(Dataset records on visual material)
-- -- --
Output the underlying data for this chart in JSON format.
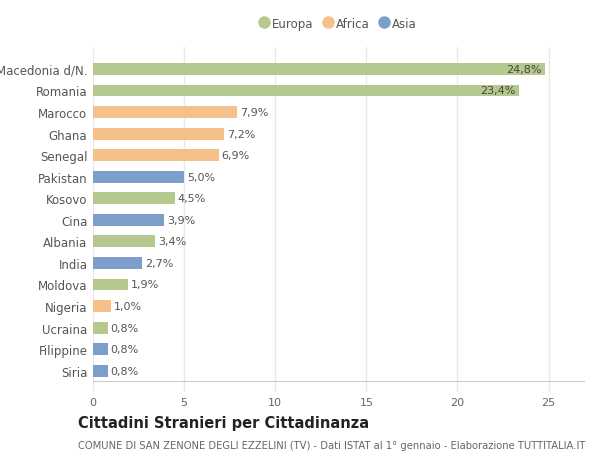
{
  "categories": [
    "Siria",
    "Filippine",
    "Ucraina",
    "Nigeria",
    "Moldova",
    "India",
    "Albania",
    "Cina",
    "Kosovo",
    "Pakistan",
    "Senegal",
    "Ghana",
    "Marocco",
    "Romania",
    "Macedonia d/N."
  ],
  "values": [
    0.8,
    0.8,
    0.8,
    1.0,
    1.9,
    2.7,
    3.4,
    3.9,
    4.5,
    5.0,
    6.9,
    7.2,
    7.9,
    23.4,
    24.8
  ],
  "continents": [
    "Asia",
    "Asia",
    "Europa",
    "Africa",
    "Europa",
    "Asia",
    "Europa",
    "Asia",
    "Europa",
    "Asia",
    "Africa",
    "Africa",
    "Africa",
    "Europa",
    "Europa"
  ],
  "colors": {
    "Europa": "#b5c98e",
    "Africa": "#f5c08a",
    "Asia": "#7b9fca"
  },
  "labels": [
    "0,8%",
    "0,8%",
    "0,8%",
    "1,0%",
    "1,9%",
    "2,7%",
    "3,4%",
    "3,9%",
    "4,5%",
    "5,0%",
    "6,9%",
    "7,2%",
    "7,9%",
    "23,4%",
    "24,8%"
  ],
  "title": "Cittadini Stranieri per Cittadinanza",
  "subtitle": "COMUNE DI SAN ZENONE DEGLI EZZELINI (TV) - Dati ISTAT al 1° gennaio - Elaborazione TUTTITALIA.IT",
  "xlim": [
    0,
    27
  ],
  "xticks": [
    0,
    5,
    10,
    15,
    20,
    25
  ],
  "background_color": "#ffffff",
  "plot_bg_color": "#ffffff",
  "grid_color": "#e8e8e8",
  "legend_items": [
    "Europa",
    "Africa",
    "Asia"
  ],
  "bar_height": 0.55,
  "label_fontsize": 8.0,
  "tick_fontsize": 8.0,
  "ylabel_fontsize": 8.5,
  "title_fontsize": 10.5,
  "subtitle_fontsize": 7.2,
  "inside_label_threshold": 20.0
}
-- -- --
| Given problem |
Which lines contain "ffffff"? Copy each of them.

| Complete answer |
  "background_color": "#ffffff",
  "plot_bg_color": "#ffffff",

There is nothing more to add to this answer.